— begin —

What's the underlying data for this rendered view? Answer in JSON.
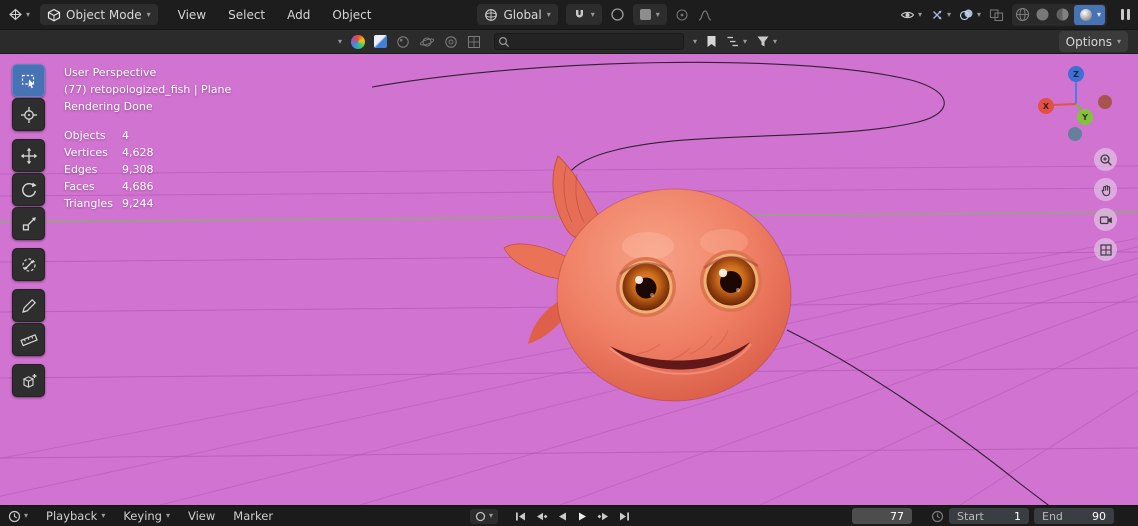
{
  "icons": {
    "chevron": "▾"
  },
  "topbar": {
    "mode_label": "Object Mode",
    "menus": [
      "View",
      "Select",
      "Add",
      "Object"
    ],
    "orientation_label": "Global"
  },
  "toolbar2": {
    "search_placeholder": "",
    "options_label": "Options"
  },
  "viewport": {
    "overlay": {
      "line1": "User Perspective",
      "line2": "(77) retopologized_fish | Plane",
      "line3": "Rendering Done"
    },
    "stats": [
      {
        "label": "Objects",
        "value": "4"
      },
      {
        "label": "Vertices",
        "value": "4,628"
      },
      {
        "label": "Edges",
        "value": "9,308"
      },
      {
        "label": "Faces",
        "value": "4,686"
      },
      {
        "label": "Triangles",
        "value": "9,244"
      }
    ],
    "gizmo": {
      "x": "X",
      "y": "Y",
      "z": "Z"
    },
    "colors": {
      "viewport_bg": "#d173d1",
      "active_tool": "#4772b4",
      "fish_body": "#ee8168",
      "eye_iris": "#c96a1e",
      "axis_x": "#e25045",
      "axis_y": "#84c13f",
      "axis_z": "#3e6fd4"
    }
  },
  "timeline": {
    "menus": [
      "Playback",
      "Keying",
      "View",
      "Marker"
    ],
    "current_frame": "77",
    "start_label": "Start",
    "start_value": "1",
    "end_label": "End",
    "end_value": "90"
  }
}
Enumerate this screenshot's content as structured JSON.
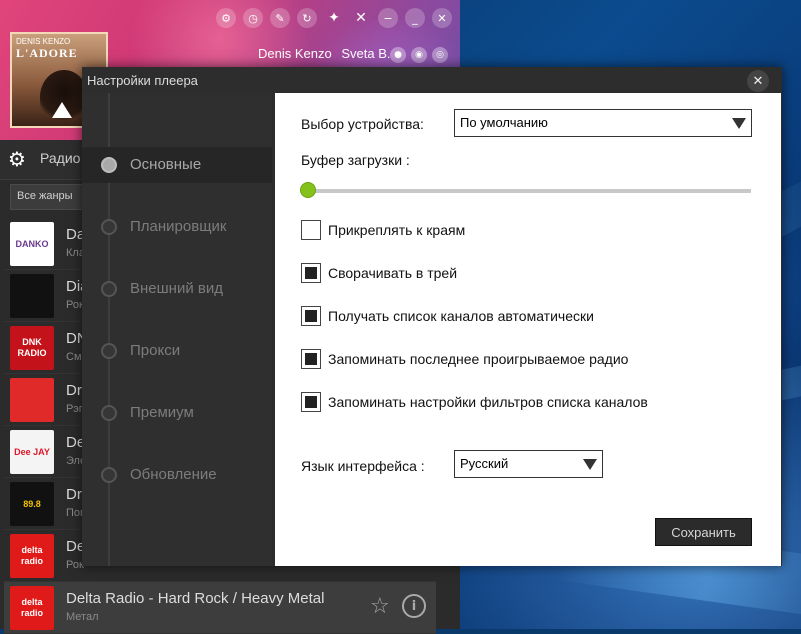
{
  "player": {
    "now_playing": {
      "artist": "DENIS KENZO",
      "song": "L'ADORE"
    },
    "users": [
      "Denis Kenzo",
      "Sveta B."
    ],
    "toolbar_icons": [
      "settings-icon",
      "clock-icon",
      "pencil-icon",
      "refresh-icon",
      "wrench-icon",
      "pin-icon",
      "minimize-icon",
      "collapse-icon",
      "close-icon"
    ],
    "radio_label": "Радио",
    "genre_filter": "Все жанры",
    "stations": [
      {
        "name": "Da",
        "genre": "Кла",
        "logo_text": "DANKO",
        "logo_bg": "#ffffff",
        "logo_fg": "#6a3a8c"
      },
      {
        "name": "Dia",
        "genre": "Рок",
        "logo_text": "",
        "logo_bg": "#111111",
        "logo_fg": "#ffffff"
      },
      {
        "name": "DN",
        "genre": "Сме",
        "logo_text": "DNK RADIO",
        "logo_bg": "#c4121a",
        "logo_fg": "#ffffff"
      },
      {
        "name": "Dr",
        "genre": "Рэп",
        "logo_text": "",
        "logo_bg": "#e02a2a",
        "logo_fg": "#ffffff"
      },
      {
        "name": "De",
        "genre": "Эле",
        "logo_text": "Dee JAY",
        "logo_bg": "#f4f4f4",
        "logo_fg": "#e0162b"
      },
      {
        "name": "Dr",
        "genre": "Поп",
        "logo_text": "89.8",
        "logo_bg": "#111111",
        "logo_fg": "#f2c200"
      },
      {
        "name": "De",
        "genre": "Рок",
        "logo_text": "delta radio",
        "logo_bg": "#e01919",
        "logo_fg": "#ffffff"
      },
      {
        "name": "Delta Radio - Hard Rock / Heavy Metal",
        "genre": "Метал",
        "logo_text": "delta radio",
        "logo_bg": "#e01919",
        "logo_fg": "#ffffff",
        "selected": true
      }
    ]
  },
  "dialog": {
    "title": "Настройки плеера",
    "nav": [
      {
        "label": "Основные",
        "active": true
      },
      {
        "label": "Планировщик"
      },
      {
        "label": "Внешний вид"
      },
      {
        "label": "Прокси"
      },
      {
        "label": "Премиум"
      },
      {
        "label": "Обновление"
      }
    ],
    "device_label": "Выбор устройства:",
    "device_value": "По умолчанию",
    "buffer_label": "Буфер загрузки :",
    "buffer_level": 0.0,
    "checkboxes": [
      {
        "label": "Прикреплять к краям",
        "checked": false
      },
      {
        "label": "Сворачивать в трей",
        "checked": true
      },
      {
        "label": "Получать список каналов автоматически",
        "checked": true
      },
      {
        "label": "Запоминать последнее проигрываемое радио",
        "checked": true
      },
      {
        "label": "Запоминать настройки фильтров списка каналов",
        "checked": true
      }
    ],
    "language_label": "Язык интерфейса :",
    "language_value": "Русский",
    "save_label": "Сохранить"
  },
  "colors": {
    "accent": "#84c21b",
    "dialog_bg": "#2d2d2d",
    "content_bg": "#ffffff"
  }
}
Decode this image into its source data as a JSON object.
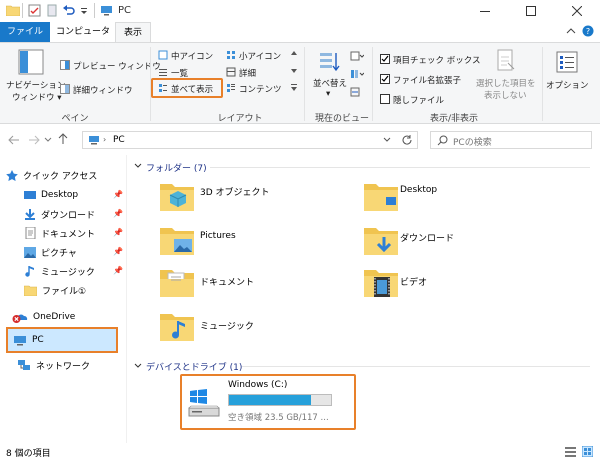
{
  "window": {
    "title": "PC"
  },
  "tabs": [
    {
      "label": "ファイル"
    },
    {
      "label": "コンピューター"
    },
    {
      "label": "表示"
    }
  ],
  "ribbon": {
    "pane": {
      "nav_pane_line1": "ナビゲーション",
      "nav_pane_line2": "ウィンドウ",
      "preview": "プレビュー ウィンドウ",
      "details": "詳細ウィンドウ",
      "group": "ペイン"
    },
    "layout": {
      "medium_icons": "中アイコン",
      "small_icons": "小アイコン",
      "list": "一覧",
      "details": "詳細",
      "tiles": "並べて表示",
      "content": "コンテンツ",
      "group": "レイアウト"
    },
    "current_view": {
      "sort_line1": "並べ替え",
      "group": "現在のビュー"
    },
    "show_hide": {
      "item_checkboxes": "項目チェック ボックス",
      "file_extensions": "ファイル名拡張子",
      "hidden_items": "隠しファイル",
      "hide_selected_line1": "選択した項目を",
      "hide_selected_line2": "表示しない",
      "group": "表示/非表示"
    },
    "options": {
      "label": "オプション"
    }
  },
  "address": {
    "path": "PC",
    "search_placeholder": "PCの検索"
  },
  "nav": {
    "quick_access": "クイック アクセス",
    "items": [
      "Desktop",
      "ダウンロード",
      "ドキュメント",
      "ピクチャ",
      "ミュージック",
      "ファイル①"
    ],
    "onedrive": "OneDrive",
    "pc": "PC",
    "network": "ネットワーク"
  },
  "main": {
    "folders_header": "フォルダー (7)",
    "folders": [
      "3D オブジェクト",
      "Desktop",
      "Pictures",
      "ダウンロード",
      "ドキュメント",
      "ビデオ",
      "ミュージック"
    ],
    "drives_header": "デバイスとドライブ (1)",
    "drive": {
      "name": "Windows (C:)",
      "space": "空き領域 23.5 GB/117 ...",
      "used_fraction": 0.8
    }
  },
  "status": {
    "count": "8 個の項目"
  },
  "colors": {
    "accent": "#1979ca",
    "highlight": "#e8802a",
    "folder": "#f8d775",
    "drive_bar": "#26a0da"
  }
}
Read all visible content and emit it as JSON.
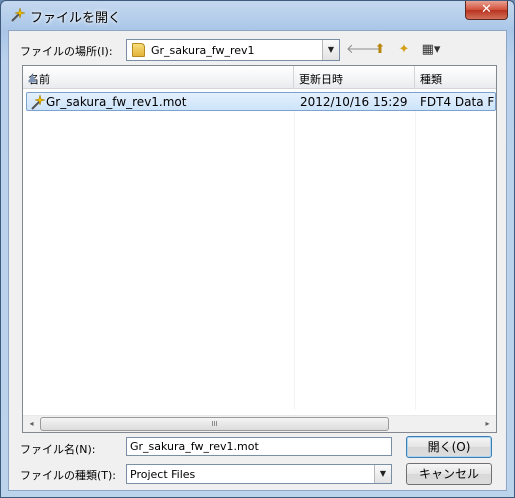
{
  "window": {
    "title": "ファイルを開く",
    "close_label": "✕"
  },
  "lookin": {
    "label": "ファイルの場所(I):",
    "value": "Gr_sakura_fw_rev1"
  },
  "toolbar": {
    "back_glyph": "🡐",
    "up_glyph": "⬆",
    "newfolder_glyph": "✦",
    "view_glyph": "▦▾"
  },
  "columns": [
    {
      "label": "名前"
    },
    {
      "label": "更新日時"
    },
    {
      "label": "種類"
    }
  ],
  "files": [
    {
      "name": "Gr_sakura_fw_rev1.mot",
      "modified": "2012/10/16 15:29",
      "type": "FDT4 Data F"
    }
  ],
  "scrollbar": {
    "left_glyph": "◂",
    "right_glyph": "▸",
    "grip": "III"
  },
  "filename": {
    "label": "ファイル名(N):",
    "value": "Gr_sakura_fw_rev1.mot"
  },
  "filetype": {
    "label": "ファイルの種類(T):",
    "value": "Project Files"
  },
  "buttons": {
    "open": "開く(O)",
    "cancel": "キャンセル"
  },
  "colors": {
    "selection": "#cde4fb",
    "selection_border": "#7da2ce",
    "client": "#f0f0f0"
  }
}
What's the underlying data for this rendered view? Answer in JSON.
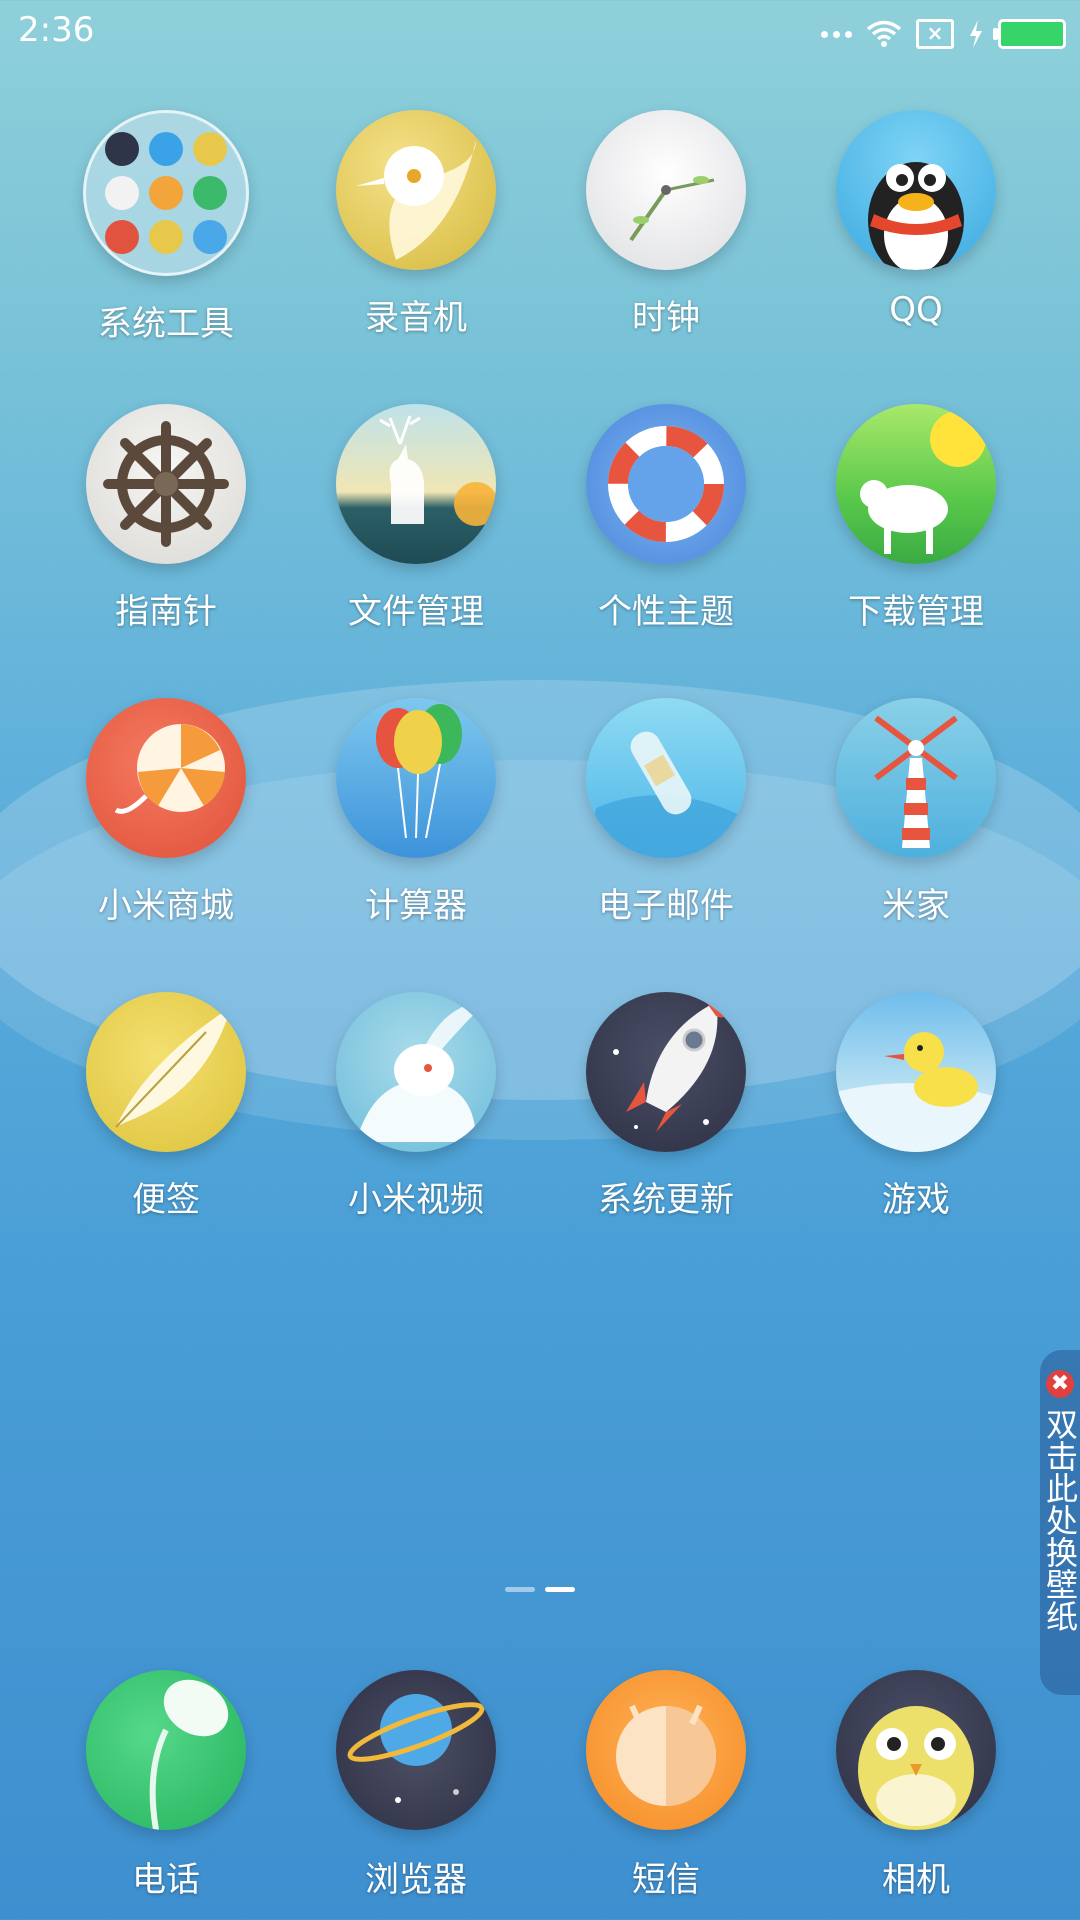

— end —

- Exercise brief
Locate all lines holding the word "Запоминать", then copy them out.

- Result for this exercise
        "label": "Запоминать последнее проигрываемое радио",
        "label": "Запоминать настройки фильтров списка каналов",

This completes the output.